(Entries with figure data)

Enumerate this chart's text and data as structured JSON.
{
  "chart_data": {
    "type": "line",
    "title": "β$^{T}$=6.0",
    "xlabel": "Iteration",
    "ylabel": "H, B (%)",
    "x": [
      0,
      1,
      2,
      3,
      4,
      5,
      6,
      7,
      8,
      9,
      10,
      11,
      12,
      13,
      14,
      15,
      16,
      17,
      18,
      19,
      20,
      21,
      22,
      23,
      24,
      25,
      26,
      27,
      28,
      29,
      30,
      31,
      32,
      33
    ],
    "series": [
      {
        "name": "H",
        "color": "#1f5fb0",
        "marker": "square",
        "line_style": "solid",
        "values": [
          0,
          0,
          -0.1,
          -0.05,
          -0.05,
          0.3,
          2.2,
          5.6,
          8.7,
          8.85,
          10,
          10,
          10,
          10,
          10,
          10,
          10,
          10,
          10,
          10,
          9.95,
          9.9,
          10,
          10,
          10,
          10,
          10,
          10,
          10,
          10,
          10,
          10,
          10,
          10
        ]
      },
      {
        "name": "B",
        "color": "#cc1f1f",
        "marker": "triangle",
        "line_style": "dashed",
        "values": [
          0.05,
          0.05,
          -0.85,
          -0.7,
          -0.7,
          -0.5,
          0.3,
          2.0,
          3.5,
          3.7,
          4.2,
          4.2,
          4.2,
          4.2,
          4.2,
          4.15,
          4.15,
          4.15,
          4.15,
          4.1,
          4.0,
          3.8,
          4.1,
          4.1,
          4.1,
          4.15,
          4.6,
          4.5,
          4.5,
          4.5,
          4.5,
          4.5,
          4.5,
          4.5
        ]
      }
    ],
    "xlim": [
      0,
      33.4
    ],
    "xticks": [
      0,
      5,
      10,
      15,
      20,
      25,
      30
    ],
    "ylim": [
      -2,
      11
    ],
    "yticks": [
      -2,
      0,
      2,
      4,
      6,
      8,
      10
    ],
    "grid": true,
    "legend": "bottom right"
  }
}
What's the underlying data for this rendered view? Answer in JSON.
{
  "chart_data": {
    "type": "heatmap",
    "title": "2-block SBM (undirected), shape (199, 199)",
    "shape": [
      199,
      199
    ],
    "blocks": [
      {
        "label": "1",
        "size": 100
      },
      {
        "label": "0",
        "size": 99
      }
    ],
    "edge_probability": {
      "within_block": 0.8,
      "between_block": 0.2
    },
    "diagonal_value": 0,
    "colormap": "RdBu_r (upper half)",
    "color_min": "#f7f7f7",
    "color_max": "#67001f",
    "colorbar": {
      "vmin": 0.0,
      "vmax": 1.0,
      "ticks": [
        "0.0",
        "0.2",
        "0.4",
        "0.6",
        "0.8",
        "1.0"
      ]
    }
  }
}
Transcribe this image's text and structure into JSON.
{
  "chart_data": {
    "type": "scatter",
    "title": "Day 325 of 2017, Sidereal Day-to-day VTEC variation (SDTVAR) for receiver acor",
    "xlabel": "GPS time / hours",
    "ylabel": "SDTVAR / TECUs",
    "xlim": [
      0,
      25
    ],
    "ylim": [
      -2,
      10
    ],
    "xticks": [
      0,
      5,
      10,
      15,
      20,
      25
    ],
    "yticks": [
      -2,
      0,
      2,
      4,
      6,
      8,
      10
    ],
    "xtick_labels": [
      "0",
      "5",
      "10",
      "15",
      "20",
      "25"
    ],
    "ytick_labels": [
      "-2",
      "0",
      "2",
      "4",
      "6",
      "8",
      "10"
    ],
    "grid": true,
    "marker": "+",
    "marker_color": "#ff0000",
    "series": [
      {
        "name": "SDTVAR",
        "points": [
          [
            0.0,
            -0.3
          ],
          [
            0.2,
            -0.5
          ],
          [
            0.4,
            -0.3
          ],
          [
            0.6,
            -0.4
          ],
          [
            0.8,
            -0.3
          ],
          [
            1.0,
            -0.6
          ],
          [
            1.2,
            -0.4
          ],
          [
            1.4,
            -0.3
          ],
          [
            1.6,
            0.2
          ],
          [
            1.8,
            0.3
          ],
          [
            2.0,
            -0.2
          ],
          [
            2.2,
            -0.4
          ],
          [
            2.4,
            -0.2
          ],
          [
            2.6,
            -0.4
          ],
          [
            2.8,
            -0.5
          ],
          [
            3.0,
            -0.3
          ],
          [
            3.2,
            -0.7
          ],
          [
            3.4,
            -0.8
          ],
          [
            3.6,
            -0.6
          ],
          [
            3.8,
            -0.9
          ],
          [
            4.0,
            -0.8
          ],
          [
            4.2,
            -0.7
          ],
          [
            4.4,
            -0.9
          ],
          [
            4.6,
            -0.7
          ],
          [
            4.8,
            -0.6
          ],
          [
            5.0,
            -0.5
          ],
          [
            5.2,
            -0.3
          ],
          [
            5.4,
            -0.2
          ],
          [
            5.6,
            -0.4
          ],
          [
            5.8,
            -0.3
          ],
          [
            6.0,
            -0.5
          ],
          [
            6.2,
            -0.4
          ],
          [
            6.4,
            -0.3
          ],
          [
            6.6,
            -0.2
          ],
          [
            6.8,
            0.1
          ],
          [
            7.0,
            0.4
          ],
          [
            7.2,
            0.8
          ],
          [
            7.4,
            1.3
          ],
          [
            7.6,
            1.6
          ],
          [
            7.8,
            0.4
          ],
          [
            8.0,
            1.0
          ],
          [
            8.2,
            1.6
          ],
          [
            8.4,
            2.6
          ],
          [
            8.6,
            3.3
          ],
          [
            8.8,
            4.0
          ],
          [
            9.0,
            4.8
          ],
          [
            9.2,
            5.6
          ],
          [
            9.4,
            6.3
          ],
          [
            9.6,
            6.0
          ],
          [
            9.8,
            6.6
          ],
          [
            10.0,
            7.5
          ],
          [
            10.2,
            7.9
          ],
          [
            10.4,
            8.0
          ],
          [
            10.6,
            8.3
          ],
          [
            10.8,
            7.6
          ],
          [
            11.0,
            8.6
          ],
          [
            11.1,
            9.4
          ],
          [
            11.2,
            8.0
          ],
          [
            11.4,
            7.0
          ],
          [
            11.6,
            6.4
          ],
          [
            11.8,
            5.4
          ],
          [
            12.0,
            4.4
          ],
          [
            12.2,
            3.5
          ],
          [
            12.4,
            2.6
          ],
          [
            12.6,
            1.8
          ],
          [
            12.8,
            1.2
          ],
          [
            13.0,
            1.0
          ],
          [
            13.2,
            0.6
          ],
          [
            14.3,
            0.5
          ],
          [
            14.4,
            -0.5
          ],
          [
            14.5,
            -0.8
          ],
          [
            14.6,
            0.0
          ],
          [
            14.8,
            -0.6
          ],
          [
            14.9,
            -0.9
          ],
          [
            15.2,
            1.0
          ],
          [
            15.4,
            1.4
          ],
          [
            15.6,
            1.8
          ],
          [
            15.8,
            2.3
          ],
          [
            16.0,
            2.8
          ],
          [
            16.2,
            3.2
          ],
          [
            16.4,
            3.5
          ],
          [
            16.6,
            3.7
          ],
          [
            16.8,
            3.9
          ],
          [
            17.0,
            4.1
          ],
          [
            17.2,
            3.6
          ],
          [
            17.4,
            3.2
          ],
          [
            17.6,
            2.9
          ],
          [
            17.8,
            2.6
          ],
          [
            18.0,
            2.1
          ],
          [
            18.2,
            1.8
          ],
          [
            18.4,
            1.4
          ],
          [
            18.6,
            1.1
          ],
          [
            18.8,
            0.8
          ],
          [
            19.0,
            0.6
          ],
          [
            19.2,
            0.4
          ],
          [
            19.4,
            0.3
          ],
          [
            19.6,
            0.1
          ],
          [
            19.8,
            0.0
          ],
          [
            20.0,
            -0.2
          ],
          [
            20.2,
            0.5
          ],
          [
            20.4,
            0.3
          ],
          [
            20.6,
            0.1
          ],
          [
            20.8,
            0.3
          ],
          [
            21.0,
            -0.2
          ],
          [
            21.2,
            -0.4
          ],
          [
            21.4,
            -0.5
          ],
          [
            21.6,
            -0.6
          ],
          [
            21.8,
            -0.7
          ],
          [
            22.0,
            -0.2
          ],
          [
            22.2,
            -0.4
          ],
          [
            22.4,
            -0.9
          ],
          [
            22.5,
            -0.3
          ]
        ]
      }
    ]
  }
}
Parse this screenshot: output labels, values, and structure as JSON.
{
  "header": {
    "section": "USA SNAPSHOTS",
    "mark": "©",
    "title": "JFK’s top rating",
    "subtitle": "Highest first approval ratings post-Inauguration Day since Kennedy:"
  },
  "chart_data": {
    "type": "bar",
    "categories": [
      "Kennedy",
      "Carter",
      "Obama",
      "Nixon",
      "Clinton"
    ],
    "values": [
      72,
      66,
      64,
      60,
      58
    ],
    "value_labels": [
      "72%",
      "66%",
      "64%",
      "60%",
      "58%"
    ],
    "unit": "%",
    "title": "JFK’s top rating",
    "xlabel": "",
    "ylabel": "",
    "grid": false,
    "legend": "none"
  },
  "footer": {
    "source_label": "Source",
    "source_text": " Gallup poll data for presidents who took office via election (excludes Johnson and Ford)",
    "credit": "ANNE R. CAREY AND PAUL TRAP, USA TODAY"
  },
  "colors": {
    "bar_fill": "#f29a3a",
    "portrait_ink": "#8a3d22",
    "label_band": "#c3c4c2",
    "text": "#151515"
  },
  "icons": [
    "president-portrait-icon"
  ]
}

## PROBLEM REQUIREMENTS:
Pull out each line holding the string "shape".

## THE RESPONSE:
    "title": "2-block SBM (undirected), shape (199, 199)",
    "shape": [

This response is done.